(Data extracted from a collection)
## BEGIN
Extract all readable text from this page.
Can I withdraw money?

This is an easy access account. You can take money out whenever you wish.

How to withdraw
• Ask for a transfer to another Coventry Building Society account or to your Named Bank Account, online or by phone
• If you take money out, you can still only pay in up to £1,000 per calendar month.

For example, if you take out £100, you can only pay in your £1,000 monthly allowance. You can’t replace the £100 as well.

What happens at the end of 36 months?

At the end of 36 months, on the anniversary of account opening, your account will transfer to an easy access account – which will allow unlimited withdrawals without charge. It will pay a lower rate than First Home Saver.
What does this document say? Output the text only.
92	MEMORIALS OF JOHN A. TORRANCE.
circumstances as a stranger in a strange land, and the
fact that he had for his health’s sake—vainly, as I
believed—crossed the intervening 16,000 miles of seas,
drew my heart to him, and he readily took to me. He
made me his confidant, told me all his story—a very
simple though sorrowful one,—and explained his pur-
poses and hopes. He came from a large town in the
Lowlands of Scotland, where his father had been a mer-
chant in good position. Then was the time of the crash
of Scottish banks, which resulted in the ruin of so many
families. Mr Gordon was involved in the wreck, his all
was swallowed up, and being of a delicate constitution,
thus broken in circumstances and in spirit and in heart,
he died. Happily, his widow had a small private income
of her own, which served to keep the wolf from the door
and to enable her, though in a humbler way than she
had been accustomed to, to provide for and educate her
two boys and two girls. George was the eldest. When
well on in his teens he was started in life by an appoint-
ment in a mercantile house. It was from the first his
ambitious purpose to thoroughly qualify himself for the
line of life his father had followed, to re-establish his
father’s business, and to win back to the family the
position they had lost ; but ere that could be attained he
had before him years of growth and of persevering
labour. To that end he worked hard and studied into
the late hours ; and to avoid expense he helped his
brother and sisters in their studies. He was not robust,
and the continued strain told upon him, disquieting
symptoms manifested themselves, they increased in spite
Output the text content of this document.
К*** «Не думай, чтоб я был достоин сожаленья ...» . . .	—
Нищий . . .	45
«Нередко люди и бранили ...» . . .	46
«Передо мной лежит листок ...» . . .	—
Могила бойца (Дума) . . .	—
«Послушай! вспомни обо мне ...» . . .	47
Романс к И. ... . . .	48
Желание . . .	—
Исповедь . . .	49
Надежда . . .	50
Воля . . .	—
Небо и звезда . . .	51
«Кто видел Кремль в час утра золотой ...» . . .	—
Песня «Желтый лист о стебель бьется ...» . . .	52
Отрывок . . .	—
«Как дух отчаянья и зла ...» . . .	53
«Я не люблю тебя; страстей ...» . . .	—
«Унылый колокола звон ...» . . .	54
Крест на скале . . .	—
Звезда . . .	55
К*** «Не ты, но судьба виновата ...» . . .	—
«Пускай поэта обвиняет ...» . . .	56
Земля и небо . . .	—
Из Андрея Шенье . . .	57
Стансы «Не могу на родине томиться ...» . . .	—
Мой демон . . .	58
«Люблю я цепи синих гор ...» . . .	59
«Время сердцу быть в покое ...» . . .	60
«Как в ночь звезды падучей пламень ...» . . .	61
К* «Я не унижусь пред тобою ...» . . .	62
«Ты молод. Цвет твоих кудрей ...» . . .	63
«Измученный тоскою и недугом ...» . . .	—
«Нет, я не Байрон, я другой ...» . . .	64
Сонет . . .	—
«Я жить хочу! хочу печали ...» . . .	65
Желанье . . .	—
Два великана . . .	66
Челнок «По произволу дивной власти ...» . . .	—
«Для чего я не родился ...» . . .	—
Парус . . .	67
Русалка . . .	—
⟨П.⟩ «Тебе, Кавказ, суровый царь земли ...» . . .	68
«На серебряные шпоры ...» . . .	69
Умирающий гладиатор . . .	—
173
## END
Task description:
Go through the records above and retype each one exactly.

Complete response:
Extract all readable text from this page.
Can I withdraw money?

This is an easy access account. You can take money out whenever you wish.

How to withdraw
• Ask for a transfer to another Coventry Building Society account or to your Named Bank Account, online or by phone
• If you take money out, you can still only pay in up to £1,000 per calendar month.

For example, if you take out £100, you can only pay in your £1,000 monthly allowance. You can’t replace the £100 as well.

What happens at the end of 36 months?

At the end of 36 months, on the anniversary of account opening, your account will transfer to an easy access account – which will allow unlimited withdrawals without charge. It will pay a lower rate than First Home Saver.
What does this document say? Output the text only.
92	MEMORIALS OF JOHN A. TORRANCE.
circumstances as a stranger in a strange land, and the
fact that he had for his health’s sake—vainly, as I
believed—crossed the intervening 16,000 miles of seas,
drew my heart to him, and he readily took to me. He
made me his confidant, told me all his story—a very
simple though sorrowful one,—and explained his pur-
poses and hopes. He came from a large town in the
Lowlands of Scotland, where his father had been a mer-
chant in good position. Then was the time of the crash
of Scottish banks, which resulted in the ruin of so many
families. Mr Gordon was involved in the wreck, his all
was swallowed up, and being of a delicate constitution,
thus broken in circumstances and in spirit and in heart,
he died. Happily, his widow had a small private income
of her own, which served to keep the wolf from the door
and to enable her, though in a humbler way than she
had been accustomed to, to provide for and educate her
two boys and two girls. George was the eldest. When
well on in his teens he was started in life by an appoint-
ment in a mercantile house. It was from the first his
ambitious purpose to thoroughly qualify himself for the
line of life his father had followed, to re-establish his
father’s business, and to win back to the family the
position they had lost ; but ere that could be attained he
had before him years of growth and of persevering
labour. To that end he worked hard and studied into
the late hours ; and to avoid expense he helped his
brother and sisters in their studies. He was not robust,
and the continued strain told upon him, disquieting
symptoms manifested themselves, they increased in spite
Output the text content of this document.
К*** «Не думай, чтоб я был достоин сожаленья ...» . . .	—
Нищий . . .	45
«Нередко люди и бранили ...» . . .	46
«Передо мной лежит листок ...» . . .	—
Могила бойца (Дума) . . .	—
«Послушай! вспомни обо мне ...» . . .	47
Романс к И. ... . . .	48
Желание . . .	—
Исповедь . . .	49
Надежда . . .	50
Воля . . .	—
Небо и звезда . . .	51
«Кто видел Кремль в час утра золотой ...» . . .	—
Песня «Желтый лист о стебель бьется ...» . . .	52
Отрывок . . .	—
«Как дух отчаянья и зла ...» . . .	53
«Я не люблю тебя; страстей ...» . . .	—
«Унылый колокола звон ...» . . .	54
Крест на скале . . .	—
Звезда . . .	55
К*** «Не ты, но судьба виновата ...» . . .	—
«Пускай поэта обвиняет ...» . . .	56
Земля и небо . . .	—
Из Андрея Шенье . . .	57
Стансы «Не могу на родине томиться ...» . . .	—
Мой демон . . .	58
«Люблю я цепи синих гор ...» . . .	59
«Время сердцу быть в покое ...» . . .	60
«Как в ночь звезды падучей пламень ...» . . .	61
К* «Я не унижусь пред тобою ...» . . .	62
«Ты молод. Цвет твоих кудрей ...» . . .	63
«Измученный тоскою и недугом ...» . . .	—
«Нет, я не Байрон, я другой ...» . . .	64
Сонет . . .	—
«Я жить хочу! хочу печали ...» . . .	65
Желанье . . .	—
Два великана . . .	66
Челнок «По произволу дивной власти ...» . . .	—
«Для чего я не родился ...» . . .	—
Парус . . .	67
Русалка . . .	—
⟨П.⟩ «Тебе, Кавказ, суровый царь земли ...» . . .	68
«На серебряные шпоры ...» . . .	69
Умирающий гладиатор . . .	—
173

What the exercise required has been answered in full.